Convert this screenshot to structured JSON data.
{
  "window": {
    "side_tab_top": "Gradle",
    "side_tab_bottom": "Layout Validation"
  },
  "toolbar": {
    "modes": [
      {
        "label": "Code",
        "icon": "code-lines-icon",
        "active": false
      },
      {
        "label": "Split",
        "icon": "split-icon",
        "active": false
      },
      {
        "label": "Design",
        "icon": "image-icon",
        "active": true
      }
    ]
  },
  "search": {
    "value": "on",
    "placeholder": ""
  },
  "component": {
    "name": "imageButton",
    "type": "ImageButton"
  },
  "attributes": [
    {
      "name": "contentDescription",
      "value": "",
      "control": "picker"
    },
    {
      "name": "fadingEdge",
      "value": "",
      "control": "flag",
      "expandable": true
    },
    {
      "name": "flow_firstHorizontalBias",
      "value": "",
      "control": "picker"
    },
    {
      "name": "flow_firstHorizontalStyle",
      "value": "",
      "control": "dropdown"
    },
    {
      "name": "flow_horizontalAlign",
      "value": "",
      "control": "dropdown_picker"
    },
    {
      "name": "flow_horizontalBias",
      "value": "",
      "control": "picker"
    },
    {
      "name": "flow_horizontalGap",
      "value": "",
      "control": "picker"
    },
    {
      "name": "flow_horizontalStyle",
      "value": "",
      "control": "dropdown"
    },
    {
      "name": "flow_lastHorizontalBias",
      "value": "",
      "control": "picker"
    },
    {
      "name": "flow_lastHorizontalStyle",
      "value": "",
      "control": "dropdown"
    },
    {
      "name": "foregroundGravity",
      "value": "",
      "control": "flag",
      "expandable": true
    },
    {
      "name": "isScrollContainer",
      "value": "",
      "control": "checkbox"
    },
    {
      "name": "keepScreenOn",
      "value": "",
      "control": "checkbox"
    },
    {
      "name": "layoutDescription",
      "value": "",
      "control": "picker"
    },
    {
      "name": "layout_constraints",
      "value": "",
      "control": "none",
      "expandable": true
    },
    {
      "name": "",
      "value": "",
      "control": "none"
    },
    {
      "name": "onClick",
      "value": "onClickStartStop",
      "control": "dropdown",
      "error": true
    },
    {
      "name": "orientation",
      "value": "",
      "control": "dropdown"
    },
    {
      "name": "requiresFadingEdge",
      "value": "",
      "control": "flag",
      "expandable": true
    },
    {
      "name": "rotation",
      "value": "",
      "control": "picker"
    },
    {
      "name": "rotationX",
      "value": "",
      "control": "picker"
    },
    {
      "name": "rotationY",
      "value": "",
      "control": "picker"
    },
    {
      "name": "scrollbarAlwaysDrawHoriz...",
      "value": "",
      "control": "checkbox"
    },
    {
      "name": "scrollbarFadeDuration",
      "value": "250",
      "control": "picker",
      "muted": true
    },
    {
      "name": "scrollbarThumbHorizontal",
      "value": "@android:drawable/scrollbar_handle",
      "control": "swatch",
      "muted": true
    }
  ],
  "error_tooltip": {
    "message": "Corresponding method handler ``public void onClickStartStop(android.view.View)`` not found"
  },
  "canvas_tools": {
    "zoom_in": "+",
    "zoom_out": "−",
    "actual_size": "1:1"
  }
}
----
#### Short exercise:
Go through the listing above and list every line that has the word "android".

#### Response for this exercise:
      "value": "@android:drawable/scrollbar_handle",
    "message": "Corresponding method handler ``public void onClickStartStop(android.view.View)`` not found"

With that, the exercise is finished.